═════ Supplied records

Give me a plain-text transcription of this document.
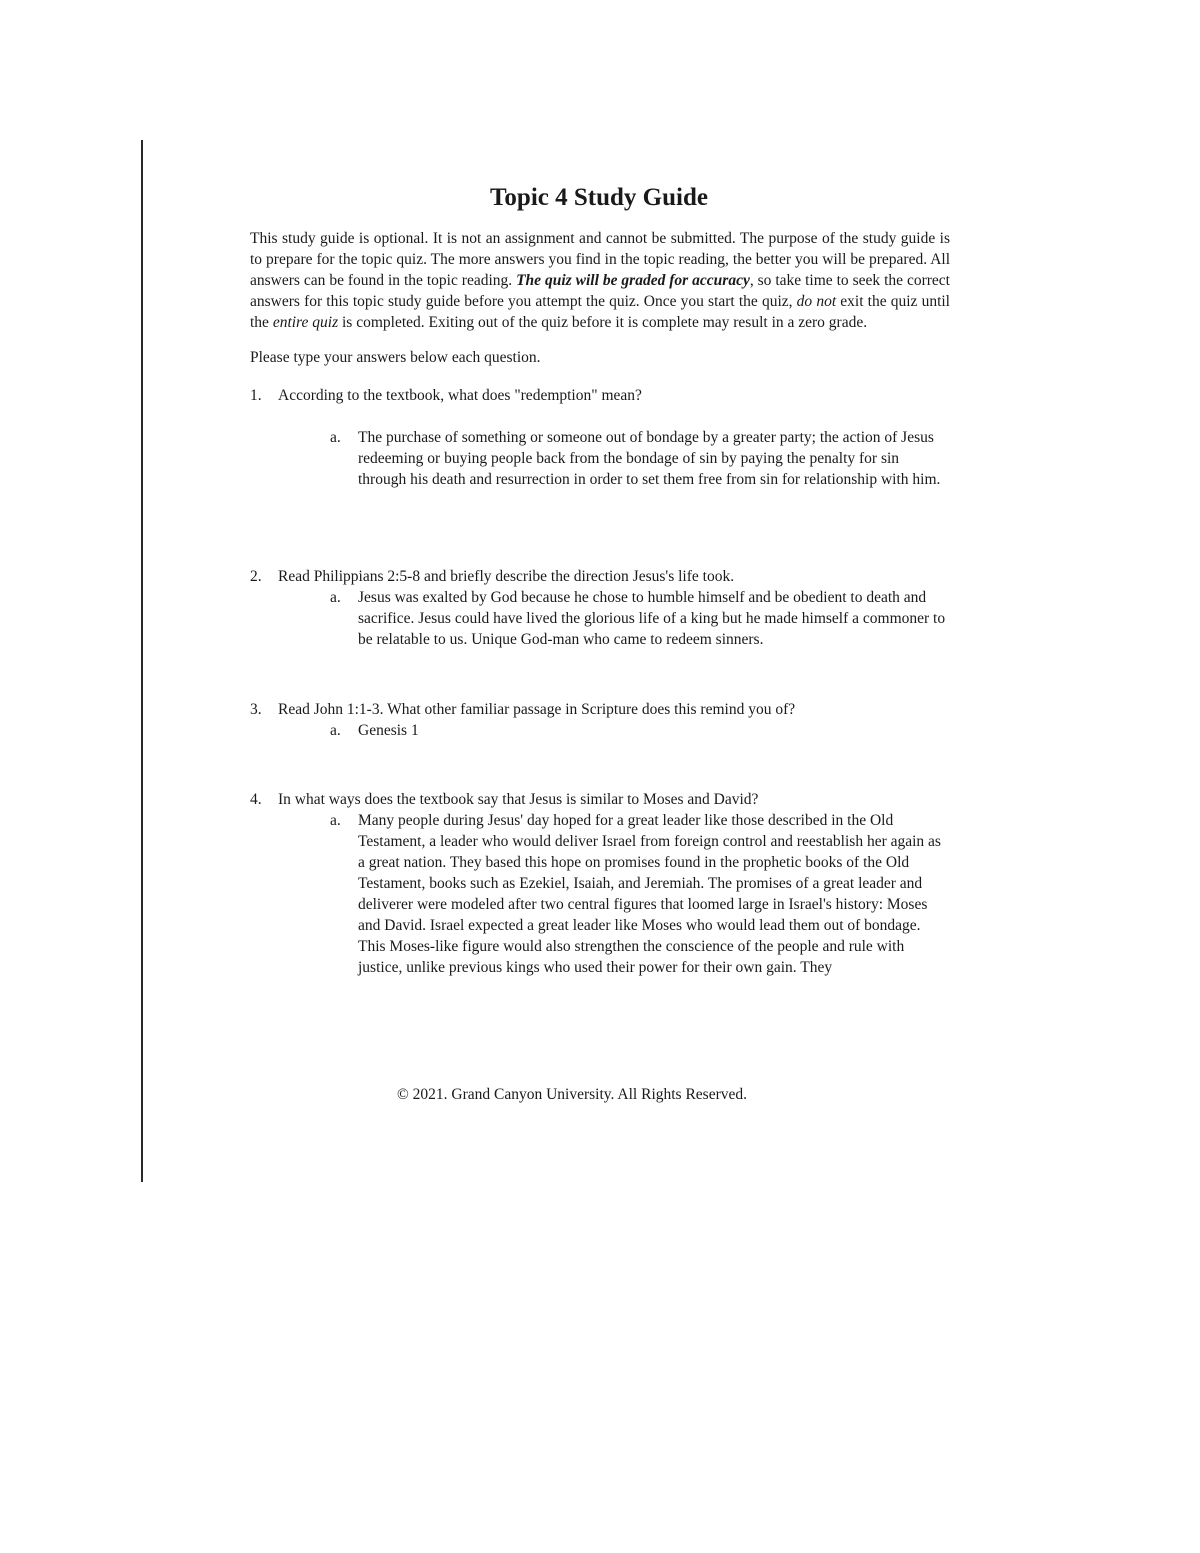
Topic 4 Study Guide

This study guide is optional. It is not an assignment and cannot be submitted. The purpose of the study guide is to prepare for the topic quiz. The more answers you find in the topic reading, the better you will be prepared. All answers can be found in the topic reading. The quiz will be graded for accuracy, so take time to seek the correct answers for this topic study guide before you attempt the quiz. Once you start the quiz, do not exit the quiz until the entire quiz is completed. Exiting out of the quiz before it is complete may result in a zero grade.

Please type your answers below each question.

1. According to the textbook, what does "redemption" mean?
a. The purchase of something or someone out of bondage by a greater party; the action of Jesus redeeming or buying people back from the bondage of sin by paying the penalty for sin through his death and resurrection in order to set them free from sin for relationship with him.
2. Read Philippians 2:5-8 and briefly describe the direction Jesus's life took.
a. Jesus was exalted by God because he chose to humble himself and be obedient to death and sacrifice. Jesus could have lived the glorious life of a king but he made himself a commoner to be relatable to us. Unique God-man who came to redeem sinners.
3. Read John 1:1-3. What other familiar passage in Scripture does this remind you of?
a. Genesis 1
4. In what ways does the textbook say that Jesus is similar to Moses and David?
a. Many people during Jesus' day hoped for a great leader like those described in the Old Testament, a leader who would deliver Israel from foreign control and reestablish her again as a great nation. They based this hope on promises found in the prophetic books of the Old Testament, books such as Ezekiel, Isaiah, and Jeremiah. The promises of a great leader and deliverer were modeled after two central figures that loomed large in Israel's history: Moses and David. Israel expected a great leader like Moses who would lead them out of bondage. This Moses-like figure would also strengthen the conscience of the people and rule with justice, unlike previous kings who used their power for their own gain. They
© 2021. Grand Canyon University. All Rights Reserved.
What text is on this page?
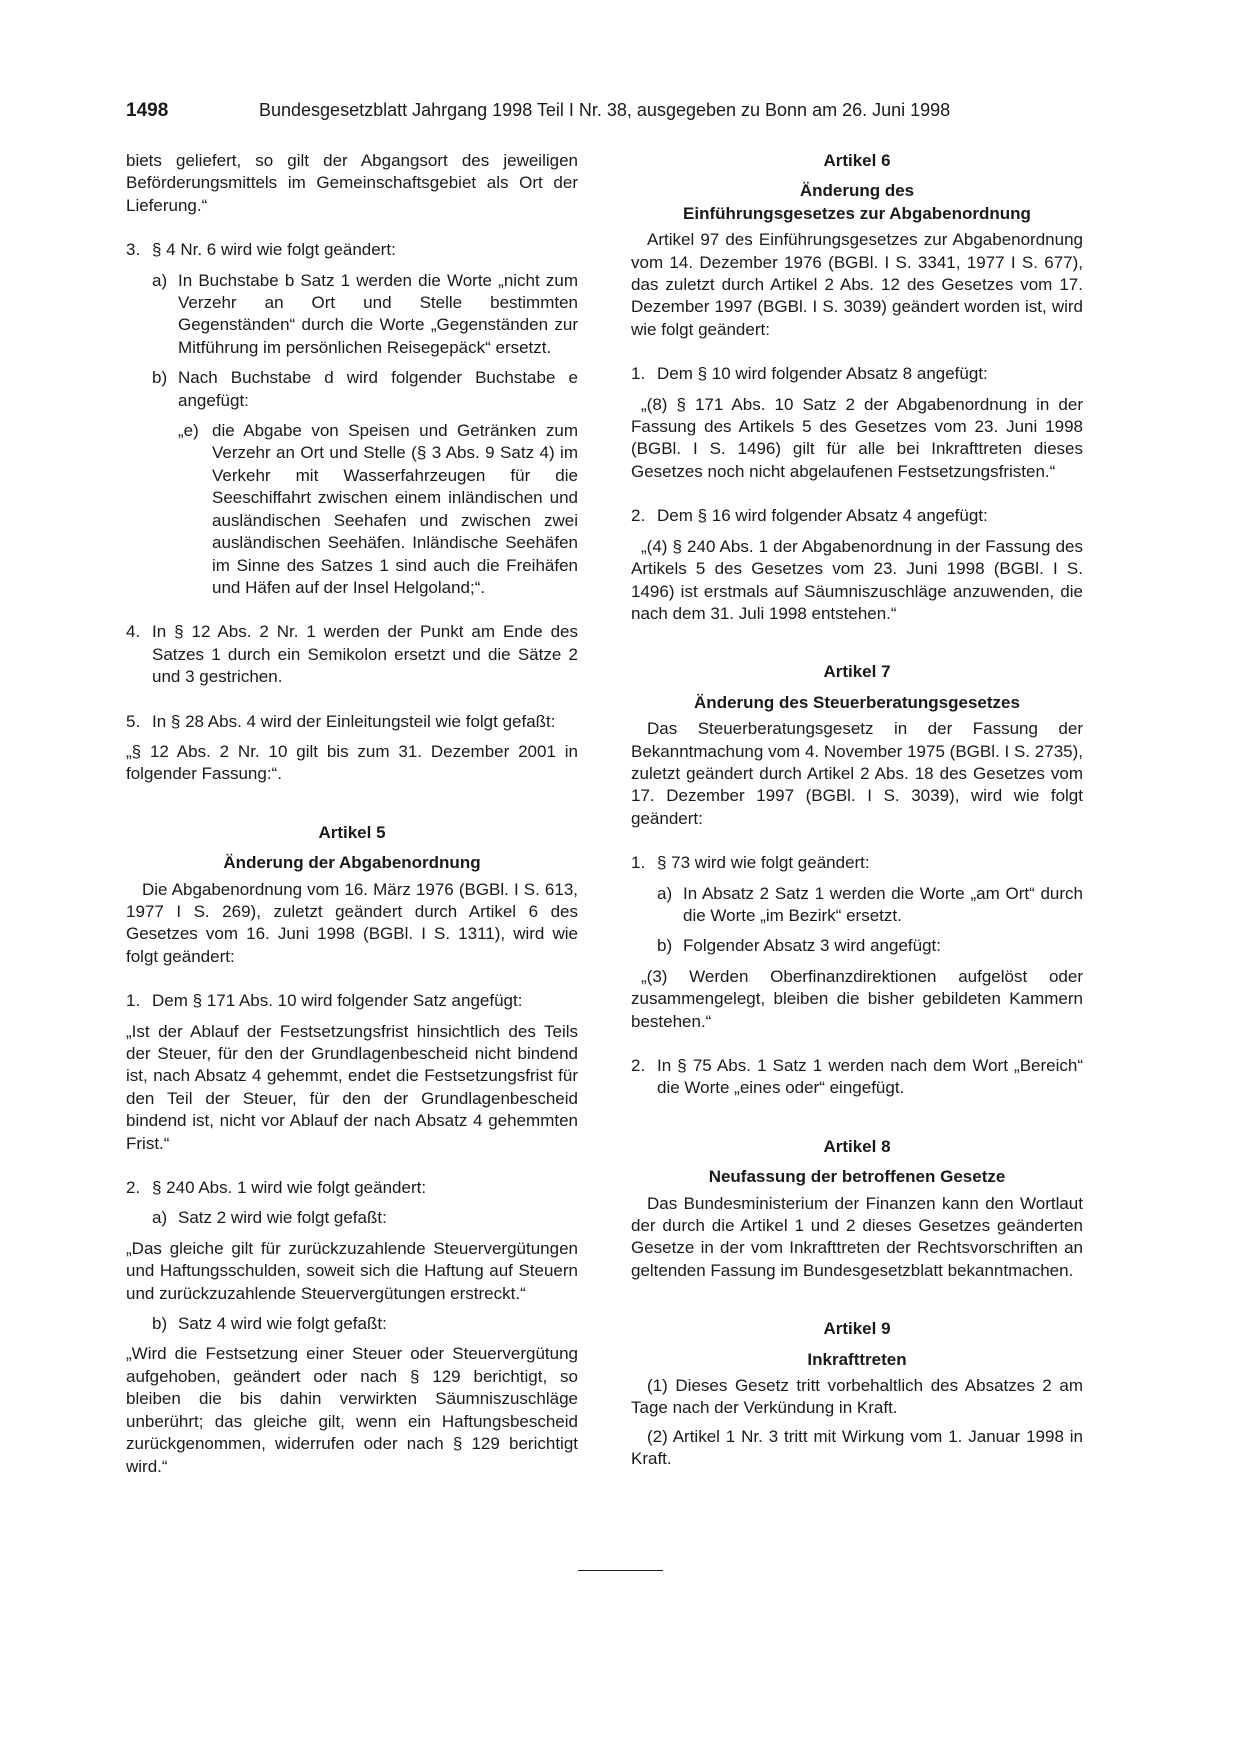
1498	Bundesgesetzblatt Jahrgang 1998 Teil I Nr. 38, ausgegeben zu Bonn am 26. Juni 1998

biets geliefert, so gilt der Abgangsort des jeweiligen Beförderungsmittels im Gemeinschaftsgebiet als Ort der Lieferung.“

3. § 4 Nr. 6 wird wie folgt geändert:
a) In Buchstabe b Satz 1 werden die Worte „nicht zum Verzehr an Ort und Stelle bestimmten Gegenständen“ durch die Worte „Gegenständen zur Mitführung im persönlichen Reisegepäck“ ersetzt.
b) Nach Buchstabe d wird folgender Buchstabe e angefügt:
„e) die Abgabe von Speisen und Getränken zum Verzehr an Ort und Stelle (§ 3 Abs. 9 Satz 4) im Verkehr mit Wasserfahrzeugen für die Seeschiffahrt zwischen einem inländischen und ausländischen Seehafen und zwischen zwei ausländischen Seehäfen. Inländische Seehäfen im Sinne des Satzes 1 sind auch die Freihäfen und Häfen auf der Insel Helgoland;“.
4. In § 12 Abs. 2 Nr. 1 werden der Punkt am Ende des Satzes 1 durch ein Semikolon ersetzt und die Sätze 2 und 3 gestrichen.
5. In § 28 Abs. 4 wird der Einleitungsteil wie folgt gefaßt:

„§ 12 Abs. 2 Nr. 10 gilt bis zum 31. Dezember 2001 in folgender Fassung:“.

Artikel 5

Änderung der Abgabenordnung

Die Abgabenordnung vom 16. März 1976 (BGBl. I S. 613, 1977 I S. 269), zuletzt geändert durch Artikel 6 des Gesetzes vom 16. Juni 1998 (BGBl. I S. 1311), wird wie folgt geändert:

1. Dem § 171 Abs. 10 wird folgender Satz angefügt:

„Ist der Ablauf der Festsetzungsfrist hinsichtlich des Teils der Steuer, für den der Grundlagenbescheid nicht bindend ist, nach Absatz 4 gehemmt, endet die Festsetzungsfrist für den Teil der Steuer, für den der Grundlagenbescheid bindend ist, nicht vor Ablauf der nach Absatz 4 gehemmten Frist.“

2. § 240 Abs. 1 wird wie folgt geändert:
a) Satz 2 wird wie folgt gefaßt:

„Das gleiche gilt für zurückzuzahlende Steuervergütungen und Haftungsschulden, soweit sich die Haftung auf Steuern und zurückzuzahlende Steuervergütungen erstreckt.“

b) Satz 4 wird wie folgt gefaßt:

„Wird die Festsetzung einer Steuer oder Steuervergütung aufgehoben, geändert oder nach § 129 berichtigt, so bleiben die bis dahin verwirkten Säumniszuschläge unberührt; das gleiche gilt, wenn ein Haftungsbescheid zurückgenommen, widerrufen oder nach § 129 berichtigt wird.“

Artikel 6

Änderung des

Einführungsgesetzes zur Abgabenordnung

Artikel 97 des Einführungsgesetzes zur Abgabenordnung vom 14. Dezember 1976 (BGBl. I S. 3341, 1977 I S. 677), das zuletzt durch Artikel 2 Abs. 12 des Gesetzes vom 17. Dezember 1997 (BGBl. I S. 3039) geändert worden ist, wird wie folgt geändert:

1. Dem § 10 wird folgender Absatz 8 angefügt:

„(8) § 171 Abs. 10 Satz 2 der Abgabenordnung in der Fassung des Artikels 5 des Gesetzes vom 23. Juni 1998 (BGBl. I S. 1496) gilt für alle bei Inkrafttreten dieses Gesetzes noch nicht abgelaufenen Festsetzungsfristen.“

2. Dem § 16 wird folgender Absatz 4 angefügt:

„(4) § 240 Abs. 1 der Abgabenordnung in der Fassung des Artikels 5 des Gesetzes vom 23. Juni 1998 (BGBl. I S. 1496) ist erstmals auf Säumniszuschläge anzuwenden, die nach dem 31. Juli 1998 entstehen.“

Artikel 7

Änderung des Steuerberatungsgesetzes

Das Steuerberatungsgesetz in der Fassung der Bekanntmachung vom 4. November 1975 (BGBl. I S. 2735), zuletzt geändert durch Artikel 2 Abs. 18 des Gesetzes vom 17. Dezember 1997 (BGBl. I S. 3039), wird wie folgt geändert:

1. § 73 wird wie folgt geändert:
a) In Absatz 2 Satz 1 werden die Worte „am Ort“ durch die Worte „im Bezirk“ ersetzt.
b) Folgender Absatz 3 wird angefügt:

„(3) Werden Oberfinanzdirektionen aufgelöst oder zusammengelegt, bleiben die bisher gebildeten Kammern bestehen.“

2. In § 75 Abs. 1 Satz 1 werden nach dem Wort „Bereich“ die Worte „eines oder“ eingefügt.

Artikel 8

Neufassung der betroffenen Gesetze

Das Bundesministerium der Finanzen kann den Wortlaut der durch die Artikel 1 und 2 dieses Gesetzes geänderten Gesetze in der vom Inkrafttreten der Rechtsvorschriften an geltenden Fassung im Bundesgesetzblatt bekanntmachen.

Artikel 9

Inkrafttreten

(1) Dieses Gesetz tritt vorbehaltlich des Absatzes 2 am Tage nach der Verkündung in Kraft.

(2) Artikel 1 Nr. 3 tritt mit Wirkung vom 1. Januar 1998 in Kraft.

══════════

### [Work order]
Would you write out the material above in full, exactly as given, except for its pictures?

### [Task response]
Give me a plain-text transcription of this document.
Topic 4 Study Guide

This study guide is optional. It is not an assignment and cannot be submitted. The purpose of the study guide is to prepare for the topic quiz. The more answers you find in the topic reading, the better you will be prepared. All answers can be found in the topic reading. The quiz will be graded for accuracy, so take time to seek the correct answers for this topic study guide before you attempt the quiz. Once you start the quiz, do not exit the quiz until the entire quiz is completed. Exiting out of the quiz before it is complete may result in a zero grade.

Please type your answers below each question.

1. According to the textbook, what does "redemption" mean?
a. The purchase of something or someone out of bondage by a greater party; the action of Jesus redeeming or buying people back from the bondage of sin by paying the penalty for sin through his death and resurrection in order to set them free from sin for relationship with him.
2. Read Philippians 2:5-8 and briefly describe the direction Jesus's life took.
a. Jesus was exalted by God because he chose to humble himself and be obedient to death and sacrifice. Jesus could have lived the glorious life of a king but he made himself a commoner to be relatable to us. Unique God-man who came to redeem sinners.
3. Read John 1:1-3. What other familiar passage in Scripture does this remind you of?
a. Genesis 1
4. In what ways does the textbook say that Jesus is similar to Moses and David?
a. Many people during Jesus' day hoped for a great leader like those described in the Old Testament, a leader who would deliver Israel from foreign control and reestablish her again as a great nation. They based this hope on promises found in the prophetic books of the Old Testament, books such as Ezekiel, Isaiah, and Jeremiah. The promises of a great leader and deliverer were modeled after two central figures that loomed large in Israel's history: Moses and David. Israel expected a great leader like Moses who would lead them out of bondage. This Moses-like figure would also strengthen the conscience of the people and rule with justice, unlike previous kings who used their power for their own gain. They
© 2021. Grand Canyon University. All Rights Reserved.
What text is on this page?
1498	Bundesgesetzblatt Jahrgang 1998 Teil I Nr. 38, ausgegeben zu Bonn am 26. Juni 1998

biets geliefert, so gilt der Abgangsort des jeweiligen Beförderungsmittels im Gemeinschaftsgebiet als Ort der Lieferung.“

3. § 4 Nr. 6 wird wie folgt geändert:
a) In Buchstabe b Satz 1 werden die Worte „nicht zum Verzehr an Ort und Stelle bestimmten Gegenständen“ durch die Worte „Gegenständen zur Mitführung im persönlichen Reisegepäck“ ersetzt.
b) Nach Buchstabe d wird folgender Buchstabe e angefügt:
„e) die Abgabe von Speisen und Getränken zum Verzehr an Ort und Stelle (§ 3 Abs. 9 Satz 4) im Verkehr mit Wasserfahrzeugen für die Seeschiffahrt zwischen einem inländischen und ausländischen Seehafen und zwischen zwei ausländischen Seehäfen. Inländische Seehäfen im Sinne des Satzes 1 sind auch die Freihäfen und Häfen auf der Insel Helgoland;“.
4. In § 12 Abs. 2 Nr. 1 werden der Punkt am Ende des Satzes 1 durch ein Semikolon ersetzt und die Sätze 2 und 3 gestrichen.
5. In § 28 Abs. 4 wird der Einleitungsteil wie folgt gefaßt:

„§ 12 Abs. 2 Nr. 10 gilt bis zum 31. Dezember 2001 in folgender Fassung:“.

Artikel 5

Änderung der Abgabenordnung

Die Abgabenordnung vom 16. März 1976 (BGBl. I S. 613, 1977 I S. 269), zuletzt geändert durch Artikel 6 des Gesetzes vom 16. Juni 1998 (BGBl. I S. 1311), wird wie folgt geändert:

1. Dem § 171 Abs. 10 wird folgender Satz angefügt:

„Ist der Ablauf der Festsetzungsfrist hinsichtlich des Teils der Steuer, für den der Grundlagenbescheid nicht bindend ist, nach Absatz 4 gehemmt, endet die Festsetzungsfrist für den Teil der Steuer, für den der Grundlagenbescheid bindend ist, nicht vor Ablauf der nach Absatz 4 gehemmten Frist.“

2. § 240 Abs. 1 wird wie folgt geändert:
a) Satz 2 wird wie folgt gefaßt:

„Das gleiche gilt für zurückzuzahlende Steuervergütungen und Haftungsschulden, soweit sich die Haftung auf Steuern und zurückzuzahlende Steuervergütungen erstreckt.“

b) Satz 4 wird wie folgt gefaßt:

„Wird die Festsetzung einer Steuer oder Steuervergütung aufgehoben, geändert oder nach § 129 berichtigt, so bleiben die bis dahin verwirkten Säumniszuschläge unberührt; das gleiche gilt, wenn ein Haftungsbescheid zurückgenommen, widerrufen oder nach § 129 berichtigt wird.“

Artikel 6

Änderung des

Einführungsgesetzes zur Abgabenordnung

Artikel 97 des Einführungsgesetzes zur Abgabenordnung vom 14. Dezember 1976 (BGBl. I S. 3341, 1977 I S. 677), das zuletzt durch Artikel 2 Abs. 12 des Gesetzes vom 17. Dezember 1997 (BGBl. I S. 3039) geändert worden ist, wird wie folgt geändert:

1. Dem § 10 wird folgender Absatz 8 angefügt:

„(8) § 171 Abs. 10 Satz 2 der Abgabenordnung in der Fassung des Artikels 5 des Gesetzes vom 23. Juni 1998 (BGBl. I S. 1496) gilt für alle bei Inkrafttreten dieses Gesetzes noch nicht abgelaufenen Festsetzungsfristen.“

2. Dem § 16 wird folgender Absatz 4 angefügt:

„(4) § 240 Abs. 1 der Abgabenordnung in der Fassung des Artikels 5 des Gesetzes vom 23. Juni 1998 (BGBl. I S. 1496) ist erstmals auf Säumniszuschläge anzuwenden, die nach dem 31. Juli 1998 entstehen.“

Artikel 7

Änderung des Steuerberatungsgesetzes

Das Steuerberatungsgesetz in der Fassung der Bekanntmachung vom 4. November 1975 (BGBl. I S. 2735), zuletzt geändert durch Artikel 2 Abs. 18 des Gesetzes vom 17. Dezember 1997 (BGBl. I S. 3039), wird wie folgt geändert:

1. § 73 wird wie folgt geändert:
a) In Absatz 2 Satz 1 werden die Worte „am Ort“ durch die Worte „im Bezirk“ ersetzt.
b) Folgender Absatz 3 wird angefügt:

„(3) Werden Oberfinanzdirektionen aufgelöst oder zusammengelegt, bleiben die bisher gebildeten Kammern bestehen.“

2. In § 75 Abs. 1 Satz 1 werden nach dem Wort „Bereich“ die Worte „eines oder“ eingefügt.

Artikel 8

Neufassung der betroffenen Gesetze

Das Bundesministerium der Finanzen kann den Wortlaut der durch die Artikel 1 und 2 dieses Gesetzes geänderten Gesetze in der vom Inkrafttreten der Rechtsvorschriften an geltenden Fassung im Bundesgesetzblatt bekanntmachen.

Artikel 9

Inkrafttreten

(1) Dieses Gesetz tritt vorbehaltlich des Absatzes 2 am Tage nach der Verkündung in Kraft.

(2) Artikel 1 Nr. 3 tritt mit Wirkung vom 1. Januar 1998 in Kraft.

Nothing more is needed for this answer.